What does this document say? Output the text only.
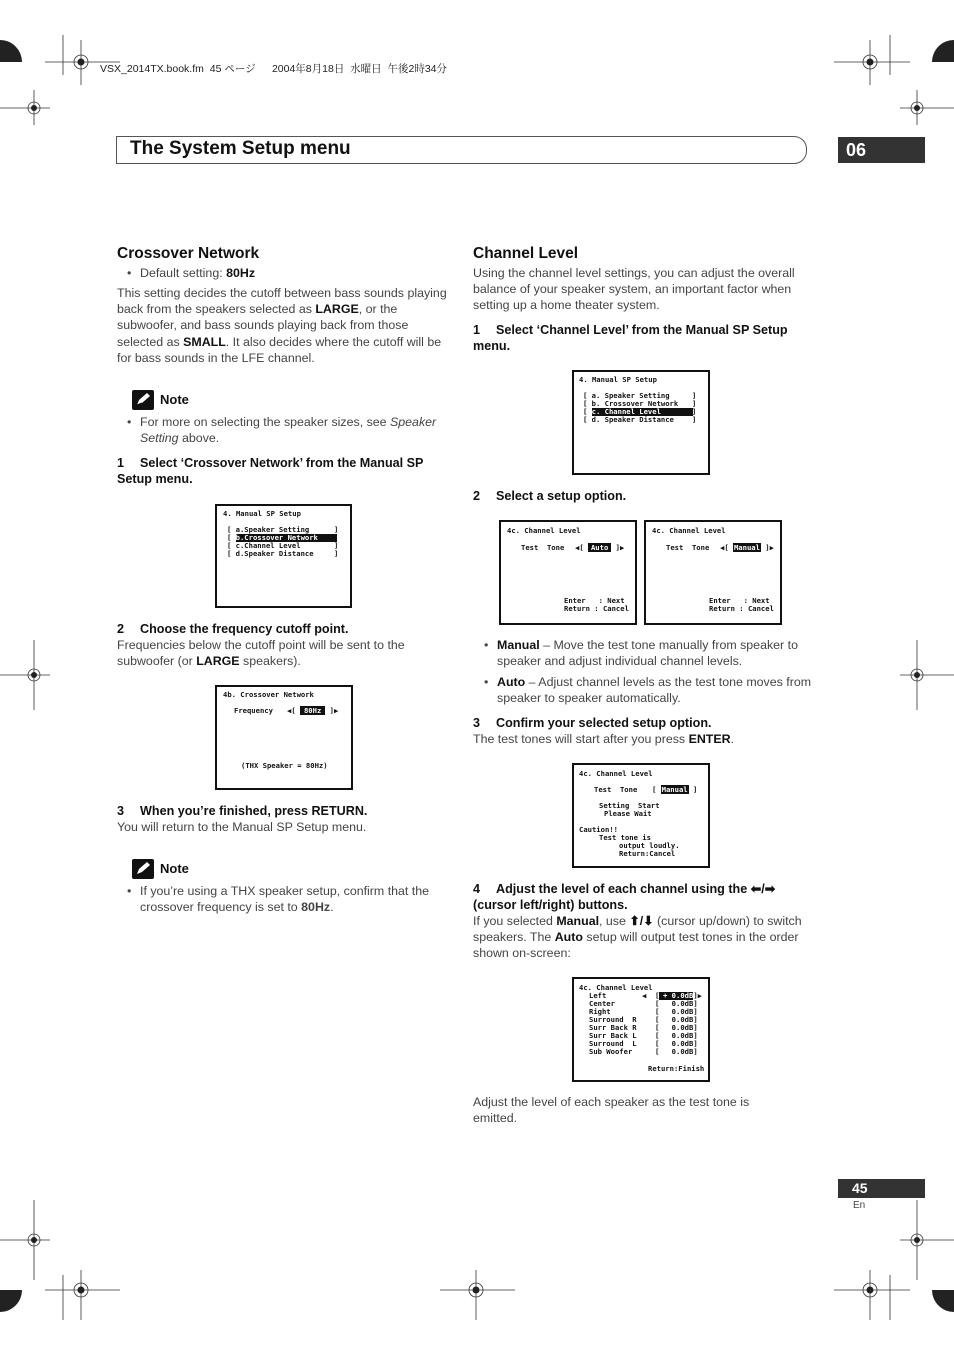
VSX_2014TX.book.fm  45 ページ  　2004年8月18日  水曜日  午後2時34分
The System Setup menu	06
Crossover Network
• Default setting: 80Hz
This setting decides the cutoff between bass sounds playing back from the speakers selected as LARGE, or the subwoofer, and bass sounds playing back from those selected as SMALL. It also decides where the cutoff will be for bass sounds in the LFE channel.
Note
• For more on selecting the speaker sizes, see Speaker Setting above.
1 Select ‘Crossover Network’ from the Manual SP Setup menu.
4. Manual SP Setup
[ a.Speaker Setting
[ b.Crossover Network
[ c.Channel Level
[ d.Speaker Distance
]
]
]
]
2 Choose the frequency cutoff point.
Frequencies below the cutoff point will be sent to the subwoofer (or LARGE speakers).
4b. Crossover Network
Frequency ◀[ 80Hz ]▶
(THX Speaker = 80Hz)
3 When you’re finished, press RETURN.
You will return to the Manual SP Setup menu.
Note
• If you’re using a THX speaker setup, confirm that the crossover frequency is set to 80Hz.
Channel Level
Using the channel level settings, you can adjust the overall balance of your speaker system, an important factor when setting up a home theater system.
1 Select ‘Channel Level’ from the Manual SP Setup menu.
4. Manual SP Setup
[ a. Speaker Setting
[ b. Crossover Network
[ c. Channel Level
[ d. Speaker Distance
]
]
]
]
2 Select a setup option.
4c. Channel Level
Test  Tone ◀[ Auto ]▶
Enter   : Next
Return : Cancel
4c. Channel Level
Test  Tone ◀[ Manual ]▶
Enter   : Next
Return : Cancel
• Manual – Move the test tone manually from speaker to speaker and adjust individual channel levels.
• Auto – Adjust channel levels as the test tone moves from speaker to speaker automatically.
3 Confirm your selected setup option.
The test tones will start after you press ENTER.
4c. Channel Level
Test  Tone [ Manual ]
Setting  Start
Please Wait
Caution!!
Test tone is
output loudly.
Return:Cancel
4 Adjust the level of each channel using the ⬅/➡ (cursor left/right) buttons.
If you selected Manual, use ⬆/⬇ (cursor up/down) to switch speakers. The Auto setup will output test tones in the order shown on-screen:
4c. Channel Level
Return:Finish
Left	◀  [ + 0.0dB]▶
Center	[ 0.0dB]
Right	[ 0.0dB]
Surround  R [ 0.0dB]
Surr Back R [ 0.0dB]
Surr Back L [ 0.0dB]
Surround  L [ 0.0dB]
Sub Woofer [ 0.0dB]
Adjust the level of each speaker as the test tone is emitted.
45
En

** What is needed **
Take the listing above and restate it word for word, without its pictures.

** Answer for this exercise **
What does this document say? Output the text only.
VSX_2014TX.book.fm  45 ページ  　2004年8月18日  水曜日  午後2時34分
The System Setup menu	06
Crossover Network
• Default setting: 80Hz
This setting decides the cutoff between bass sounds playing back from the speakers selected as LARGE, or the subwoofer, and bass sounds playing back from those selected as SMALL. It also decides where the cutoff will be for bass sounds in the LFE channel.
Note
• For more on selecting the speaker sizes, see Speaker Setting above.
1 Select ‘Crossover Network’ from the Manual SP Setup menu.
4. Manual SP Setup
[ a.Speaker Setting
[ b.Crossover Network
[ c.Channel Level
[ d.Speaker Distance
]
]
]
]
2 Choose the frequency cutoff point.
Frequencies below the cutoff point will be sent to the subwoofer (or LARGE speakers).
4b. Crossover Network
Frequency ◀[ 80Hz ]▶
(THX Speaker = 80Hz)
3 When you’re finished, press RETURN.
You will return to the Manual SP Setup menu.
Note
• If you’re using a THX speaker setup, confirm that the crossover frequency is set to 80Hz.
Channel Level
Using the channel level settings, you can adjust the overall balance of your speaker system, an important factor when setting up a home theater system.
1 Select ‘Channel Level’ from the Manual SP Setup menu.
4. Manual SP Setup
[ a. Speaker Setting
[ b. Crossover Network
[ c. Channel Level
[ d. Speaker Distance
]
]
]
]
2 Select a setup option.
4c. Channel Level
Test  Tone ◀[ Auto ]▶
Enter   : Next
Return : Cancel
4c. Channel Level
Test  Tone ◀[ Manual ]▶
Enter   : Next
Return : Cancel
• Manual – Move the test tone manually from speaker to speaker and adjust individual channel levels.
• Auto – Adjust channel levels as the test tone moves from speaker to speaker automatically.
3 Confirm your selected setup option.
The test tones will start after you press ENTER.
4c. Channel Level
Test  Tone [ Manual ]
Setting  Start
Please Wait
Caution!!
Test tone is
output loudly.
Return:Cancel
4 Adjust the level of each channel using the ⬅/➡ (cursor left/right) buttons.
If you selected Manual, use ⬆/⬇ (cursor up/down) to switch speakers. The Auto setup will output test tones in the order shown on-screen:
4c. Channel Level
Return:Finish
Left	◀  [ + 0.0dB]▶
Center	[ 0.0dB]
Right	[ 0.0dB]
Surround  R [ 0.0dB]
Surr Back R [ 0.0dB]
Surr Back L [ 0.0dB]
Surround  L [ 0.0dB]
Sub Woofer [ 0.0dB]
Adjust the level of each speaker as the test tone is emitted.
45
En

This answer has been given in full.